EXERCISE MATERIAL.
** START **

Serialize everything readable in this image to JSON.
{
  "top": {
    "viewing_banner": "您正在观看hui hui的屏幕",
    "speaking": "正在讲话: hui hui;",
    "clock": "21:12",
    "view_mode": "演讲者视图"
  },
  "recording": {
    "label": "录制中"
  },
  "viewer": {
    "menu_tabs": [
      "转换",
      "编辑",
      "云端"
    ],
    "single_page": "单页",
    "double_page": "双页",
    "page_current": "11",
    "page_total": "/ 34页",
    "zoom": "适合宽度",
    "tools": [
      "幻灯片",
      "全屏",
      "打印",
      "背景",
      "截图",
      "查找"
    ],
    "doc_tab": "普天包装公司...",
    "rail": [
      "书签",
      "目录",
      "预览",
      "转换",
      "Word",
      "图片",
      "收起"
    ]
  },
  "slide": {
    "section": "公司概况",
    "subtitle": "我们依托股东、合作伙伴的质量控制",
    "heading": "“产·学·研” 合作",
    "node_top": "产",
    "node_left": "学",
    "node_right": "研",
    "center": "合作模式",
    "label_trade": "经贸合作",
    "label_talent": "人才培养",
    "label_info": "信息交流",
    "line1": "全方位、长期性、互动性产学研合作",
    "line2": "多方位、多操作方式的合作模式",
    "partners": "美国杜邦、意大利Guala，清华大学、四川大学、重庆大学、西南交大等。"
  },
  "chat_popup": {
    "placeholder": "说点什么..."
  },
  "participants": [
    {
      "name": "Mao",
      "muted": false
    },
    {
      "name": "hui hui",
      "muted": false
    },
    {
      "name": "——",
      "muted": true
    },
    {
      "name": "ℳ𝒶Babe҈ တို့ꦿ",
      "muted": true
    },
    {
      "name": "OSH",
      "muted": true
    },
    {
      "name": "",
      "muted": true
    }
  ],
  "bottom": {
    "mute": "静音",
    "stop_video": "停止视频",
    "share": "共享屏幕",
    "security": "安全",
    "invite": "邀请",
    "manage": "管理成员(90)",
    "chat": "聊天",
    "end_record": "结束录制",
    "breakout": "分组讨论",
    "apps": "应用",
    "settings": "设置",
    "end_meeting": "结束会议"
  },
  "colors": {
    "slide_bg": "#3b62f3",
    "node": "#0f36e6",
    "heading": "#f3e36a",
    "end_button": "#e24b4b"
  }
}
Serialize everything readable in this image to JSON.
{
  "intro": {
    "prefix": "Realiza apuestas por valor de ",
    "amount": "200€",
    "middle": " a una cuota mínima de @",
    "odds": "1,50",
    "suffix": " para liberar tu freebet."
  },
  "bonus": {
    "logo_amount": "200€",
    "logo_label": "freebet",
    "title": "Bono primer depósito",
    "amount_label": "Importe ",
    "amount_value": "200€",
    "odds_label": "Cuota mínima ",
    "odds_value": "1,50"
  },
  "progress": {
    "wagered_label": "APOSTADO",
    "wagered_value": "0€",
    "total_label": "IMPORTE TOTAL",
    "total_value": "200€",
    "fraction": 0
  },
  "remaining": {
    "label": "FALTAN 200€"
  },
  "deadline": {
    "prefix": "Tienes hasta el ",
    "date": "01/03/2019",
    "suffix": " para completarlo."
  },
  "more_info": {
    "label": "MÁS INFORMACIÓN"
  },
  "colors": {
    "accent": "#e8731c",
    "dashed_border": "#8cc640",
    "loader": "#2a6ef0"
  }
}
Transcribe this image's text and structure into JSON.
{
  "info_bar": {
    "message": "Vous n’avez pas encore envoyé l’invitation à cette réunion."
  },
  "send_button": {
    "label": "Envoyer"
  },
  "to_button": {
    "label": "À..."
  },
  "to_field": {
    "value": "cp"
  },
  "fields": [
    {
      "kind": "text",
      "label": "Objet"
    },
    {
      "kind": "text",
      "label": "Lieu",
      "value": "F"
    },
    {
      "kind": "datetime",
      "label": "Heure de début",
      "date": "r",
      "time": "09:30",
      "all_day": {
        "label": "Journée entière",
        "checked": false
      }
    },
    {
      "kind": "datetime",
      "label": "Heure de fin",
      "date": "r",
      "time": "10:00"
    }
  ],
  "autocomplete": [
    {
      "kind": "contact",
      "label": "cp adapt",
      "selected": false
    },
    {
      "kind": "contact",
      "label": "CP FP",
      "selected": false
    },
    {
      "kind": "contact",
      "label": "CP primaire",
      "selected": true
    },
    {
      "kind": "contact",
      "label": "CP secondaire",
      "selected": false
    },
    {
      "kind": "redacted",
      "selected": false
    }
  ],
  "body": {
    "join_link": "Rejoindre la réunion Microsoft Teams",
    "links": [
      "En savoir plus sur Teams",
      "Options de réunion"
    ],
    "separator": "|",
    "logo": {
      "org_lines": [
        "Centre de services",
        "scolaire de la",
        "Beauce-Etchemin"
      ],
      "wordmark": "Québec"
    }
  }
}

** END **

WHAT TO WORK ON.
Reproduce the entries above exactly.

EXERCISE RESULT.
Serialize everything readable in this image to JSON.
{
  "top": {
    "viewing_banner": "您正在观看hui hui的屏幕",
    "speaking": "正在讲话: hui hui;",
    "clock": "21:12",
    "view_mode": "演讲者视图"
  },
  "recording": {
    "label": "录制中"
  },
  "viewer": {
    "menu_tabs": [
      "转换",
      "编辑",
      "云端"
    ],
    "single_page": "单页",
    "double_page": "双页",
    "page_current": "11",
    "page_total": "/ 34页",
    "zoom": "适合宽度",
    "tools": [
      "幻灯片",
      "全屏",
      "打印",
      "背景",
      "截图",
      "查找"
    ],
    "doc_tab": "普天包装公司...",
    "rail": [
      "书签",
      "目录",
      "预览",
      "转换",
      "Word",
      "图片",
      "收起"
    ]
  },
  "slide": {
    "section": "公司概况",
    "subtitle": "我们依托股东、合作伙伴的质量控制",
    "heading": "“产·学·研” 合作",
    "node_top": "产",
    "node_left": "学",
    "node_right": "研",
    "center": "合作模式",
    "label_trade": "经贸合作",
    "label_talent": "人才培养",
    "label_info": "信息交流",
    "line1": "全方位、长期性、互动性产学研合作",
    "line2": "多方位、多操作方式的合作模式",
    "partners": "美国杜邦、意大利Guala，清华大学、四川大学、重庆大学、西南交大等。"
  },
  "chat_popup": {
    "placeholder": "说点什么..."
  },
  "participants": [
    {
      "name": "Mao",
      "muted": false
    },
    {
      "name": "hui hui",
      "muted": false
    },
    {
      "name": "——",
      "muted": true
    },
    {
      "name": "ℳ𝒶Babe҈ တို့ꦿ",
      "muted": true
    },
    {
      "name": "OSH",
      "muted": true
    },
    {
      "name": "",
      "muted": true
    }
  ],
  "bottom": {
    "mute": "静音",
    "stop_video": "停止视频",
    "share": "共享屏幕",
    "security": "安全",
    "invite": "邀请",
    "manage": "管理成员(90)",
    "chat": "聊天",
    "end_record": "结束录制",
    "breakout": "分组讨论",
    "apps": "应用",
    "settings": "设置",
    "end_meeting": "结束会议"
  },
  "colors": {
    "slide_bg": "#3b62f3",
    "node": "#0f36e6",
    "heading": "#f3e36a",
    "end_button": "#e24b4b"
  }
}
Serialize everything readable in this image to JSON.
{
  "intro": {
    "prefix": "Realiza apuestas por valor de ",
    "amount": "200€",
    "middle": " a una cuota mínima de @",
    "odds": "1,50",
    "suffix": " para liberar tu freebet."
  },
  "bonus": {
    "logo_amount": "200€",
    "logo_label": "freebet",
    "title": "Bono primer depósito",
    "amount_label": "Importe ",
    "amount_value": "200€",
    "odds_label": "Cuota mínima ",
    "odds_value": "1,50"
  },
  "progress": {
    "wagered_label": "APOSTADO",
    "wagered_value": "0€",
    "total_label": "IMPORTE TOTAL",
    "total_value": "200€",
    "fraction": 0
  },
  "remaining": {
    "label": "FALTAN 200€"
  },
  "deadline": {
    "prefix": "Tienes hasta el ",
    "date": "01/03/2019",
    "suffix": " para completarlo."
  },
  "more_info": {
    "label": "MÁS INFORMACIÓN"
  },
  "colors": {
    "accent": "#e8731c",
    "dashed_border": "#8cc640",
    "loader": "#2a6ef0"
  }
}
Transcribe this image's text and structure into JSON.
{
  "info_bar": {
    "message": "Vous n’avez pas encore envoyé l’invitation à cette réunion."
  },
  "send_button": {
    "label": "Envoyer"
  },
  "to_button": {
    "label": "À..."
  },
  "to_field": {
    "value": "cp"
  },
  "fields": [
    {
      "kind": "text",
      "label": "Objet"
    },
    {
      "kind": "text",
      "label": "Lieu",
      "value": "F"
    },
    {
      "kind": "datetime",
      "label": "Heure de début",
      "date": "r",
      "time": "09:30",
      "all_day": {
        "label": "Journée entière",
        "checked": false
      }
    },
    {
      "kind": "datetime",
      "label": "Heure de fin",
      "date": "r",
      "time": "10:00"
    }
  ],
  "autocomplete": [
    {
      "kind": "contact",
      "label": "cp adapt",
      "selected": false
    },
    {
      "kind": "contact",
      "label": "CP FP",
      "selected": false
    },
    {
      "kind": "contact",
      "label": "CP primaire",
      "selected": true
    },
    {
      "kind": "contact",
      "label": "CP secondaire",
      "selected": false
    },
    {
      "kind": "redacted",
      "selected": false
    }
  ],
  "body": {
    "join_link": "Rejoindre la réunion Microsoft Teams",
    "links": [
      "En savoir plus sur Teams",
      "Options de réunion"
    ],
    "separator": "|",
    "logo": {
      "org_lines": [
        "Centre de services",
        "scolaire de la",
        "Beauce-Etchemin"
      ],
      "wordmark": "Québec"
    }
  }
}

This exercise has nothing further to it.